### Extracted data

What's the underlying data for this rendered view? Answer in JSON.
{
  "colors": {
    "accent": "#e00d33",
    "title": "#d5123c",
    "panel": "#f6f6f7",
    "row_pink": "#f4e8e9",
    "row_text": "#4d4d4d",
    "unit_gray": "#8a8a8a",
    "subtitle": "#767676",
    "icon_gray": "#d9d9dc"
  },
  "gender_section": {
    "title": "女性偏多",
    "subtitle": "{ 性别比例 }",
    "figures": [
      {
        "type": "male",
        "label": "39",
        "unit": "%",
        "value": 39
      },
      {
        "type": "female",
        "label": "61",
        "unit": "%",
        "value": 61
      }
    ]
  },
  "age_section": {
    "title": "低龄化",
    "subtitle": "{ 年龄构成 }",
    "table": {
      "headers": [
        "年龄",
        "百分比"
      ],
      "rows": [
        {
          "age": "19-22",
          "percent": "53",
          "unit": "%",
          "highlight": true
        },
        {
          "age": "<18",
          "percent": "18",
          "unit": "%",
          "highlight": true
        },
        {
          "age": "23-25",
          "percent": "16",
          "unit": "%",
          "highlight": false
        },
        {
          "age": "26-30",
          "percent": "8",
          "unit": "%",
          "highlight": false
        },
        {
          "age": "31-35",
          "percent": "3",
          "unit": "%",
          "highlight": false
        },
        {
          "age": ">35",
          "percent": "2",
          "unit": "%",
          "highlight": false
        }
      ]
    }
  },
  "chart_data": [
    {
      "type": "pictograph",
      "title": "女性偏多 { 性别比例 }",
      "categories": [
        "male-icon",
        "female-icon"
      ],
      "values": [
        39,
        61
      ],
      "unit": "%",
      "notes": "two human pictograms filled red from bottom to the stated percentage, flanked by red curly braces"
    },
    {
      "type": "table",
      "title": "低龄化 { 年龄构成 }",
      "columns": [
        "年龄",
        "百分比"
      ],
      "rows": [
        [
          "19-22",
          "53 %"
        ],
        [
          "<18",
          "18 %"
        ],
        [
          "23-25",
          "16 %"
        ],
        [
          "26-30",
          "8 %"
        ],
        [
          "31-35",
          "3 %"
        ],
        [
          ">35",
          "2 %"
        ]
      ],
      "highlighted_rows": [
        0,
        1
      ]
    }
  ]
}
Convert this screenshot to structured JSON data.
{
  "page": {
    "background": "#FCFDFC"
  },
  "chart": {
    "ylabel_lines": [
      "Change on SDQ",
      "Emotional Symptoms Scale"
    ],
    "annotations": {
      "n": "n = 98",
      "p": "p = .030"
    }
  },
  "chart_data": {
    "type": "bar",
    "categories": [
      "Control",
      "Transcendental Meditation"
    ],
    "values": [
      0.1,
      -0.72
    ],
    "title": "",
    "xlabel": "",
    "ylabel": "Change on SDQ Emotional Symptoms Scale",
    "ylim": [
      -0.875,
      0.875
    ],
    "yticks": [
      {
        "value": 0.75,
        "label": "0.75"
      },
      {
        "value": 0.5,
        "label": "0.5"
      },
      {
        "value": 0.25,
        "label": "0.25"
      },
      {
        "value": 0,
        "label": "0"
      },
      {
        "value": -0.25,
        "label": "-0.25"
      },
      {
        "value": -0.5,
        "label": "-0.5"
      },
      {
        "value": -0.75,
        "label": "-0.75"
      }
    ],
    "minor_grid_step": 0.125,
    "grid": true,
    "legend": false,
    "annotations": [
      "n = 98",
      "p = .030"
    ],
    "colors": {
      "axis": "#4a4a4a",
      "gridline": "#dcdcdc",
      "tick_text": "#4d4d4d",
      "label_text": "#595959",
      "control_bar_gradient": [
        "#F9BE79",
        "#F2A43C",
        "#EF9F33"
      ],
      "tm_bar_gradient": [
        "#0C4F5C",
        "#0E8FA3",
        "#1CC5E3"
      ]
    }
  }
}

######

## Exercise brief
Write out all the records above again, exactly as they stand.

## Result for this task
What's the underlying data for this rendered view? Answer in JSON.
{
  "colors": {
    "accent": "#e00d33",
    "title": "#d5123c",
    "panel": "#f6f6f7",
    "row_pink": "#f4e8e9",
    "row_text": "#4d4d4d",
    "unit_gray": "#8a8a8a",
    "subtitle": "#767676",
    "icon_gray": "#d9d9dc"
  },
  "gender_section": {
    "title": "女性偏多",
    "subtitle": "{ 性别比例 }",
    "figures": [
      {
        "type": "male",
        "label": "39",
        "unit": "%",
        "value": 39
      },
      {
        "type": "female",
        "label": "61",
        "unit": "%",
        "value": 61
      }
    ]
  },
  "age_section": {
    "title": "低龄化",
    "subtitle": "{ 年龄构成 }",
    "table": {
      "headers": [
        "年龄",
        "百分比"
      ],
      "rows": [
        {
          "age": "19-22",
          "percent": "53",
          "unit": "%",
          "highlight": true
        },
        {
          "age": "<18",
          "percent": "18",
          "unit": "%",
          "highlight": true
        },
        {
          "age": "23-25",
          "percent": "16",
          "unit": "%",
          "highlight": false
        },
        {
          "age": "26-30",
          "percent": "8",
          "unit": "%",
          "highlight": false
        },
        {
          "age": "31-35",
          "percent": "3",
          "unit": "%",
          "highlight": false
        },
        {
          "age": ">35",
          "percent": "2",
          "unit": "%",
          "highlight": false
        }
      ]
    }
  },
  "chart_data": [
    {
      "type": "pictograph",
      "title": "女性偏多 { 性别比例 }",
      "categories": [
        "male-icon",
        "female-icon"
      ],
      "values": [
        39,
        61
      ],
      "unit": "%",
      "notes": "two human pictograms filled red from bottom to the stated percentage, flanked by red curly braces"
    },
    {
      "type": "table",
      "title": "低龄化 { 年龄构成 }",
      "columns": [
        "年龄",
        "百分比"
      ],
      "rows": [
        [
          "19-22",
          "53 %"
        ],
        [
          "<18",
          "18 %"
        ],
        [
          "23-25",
          "16 %"
        ],
        [
          "26-30",
          "8 %"
        ],
        [
          "31-35",
          "3 %"
        ],
        [
          ">35",
          "2 %"
        ]
      ],
      "highlighted_rows": [
        0,
        1
      ]
    }
  ]
}
Convert this screenshot to structured JSON data.
{
  "page": {
    "background": "#FCFDFC"
  },
  "chart": {
    "ylabel_lines": [
      "Change on SDQ",
      "Emotional Symptoms Scale"
    ],
    "annotations": {
      "n": "n = 98",
      "p": "p = .030"
    }
  },
  "chart_data": {
    "type": "bar",
    "categories": [
      "Control",
      "Transcendental Meditation"
    ],
    "values": [
      0.1,
      -0.72
    ],
    "title": "",
    "xlabel": "",
    "ylabel": "Change on SDQ Emotional Symptoms Scale",
    "ylim": [
      -0.875,
      0.875
    ],
    "yticks": [
      {
        "value": 0.75,
        "label": "0.75"
      },
      {
        "value": 0.5,
        "label": "0.5"
      },
      {
        "value": 0.25,
        "label": "0.25"
      },
      {
        "value": 0,
        "label": "0"
      },
      {
        "value": -0.25,
        "label": "-0.25"
      },
      {
        "value": -0.5,
        "label": "-0.5"
      },
      {
        "value": -0.75,
        "label": "-0.75"
      }
    ],
    "minor_grid_step": 0.125,
    "grid": true,
    "legend": false,
    "annotations": [
      "n = 98",
      "p = .030"
    ],
    "colors": {
      "axis": "#4a4a4a",
      "gridline": "#dcdcdc",
      "tick_text": "#4d4d4d",
      "label_text": "#595959",
      "control_bar_gradient": [
        "#F9BE79",
        "#F2A43C",
        "#EF9F33"
      ],
      "tm_bar_gradient": [
        "#0C4F5C",
        "#0E8FA3",
        "#1CC5E3"
      ]
    }
  }
}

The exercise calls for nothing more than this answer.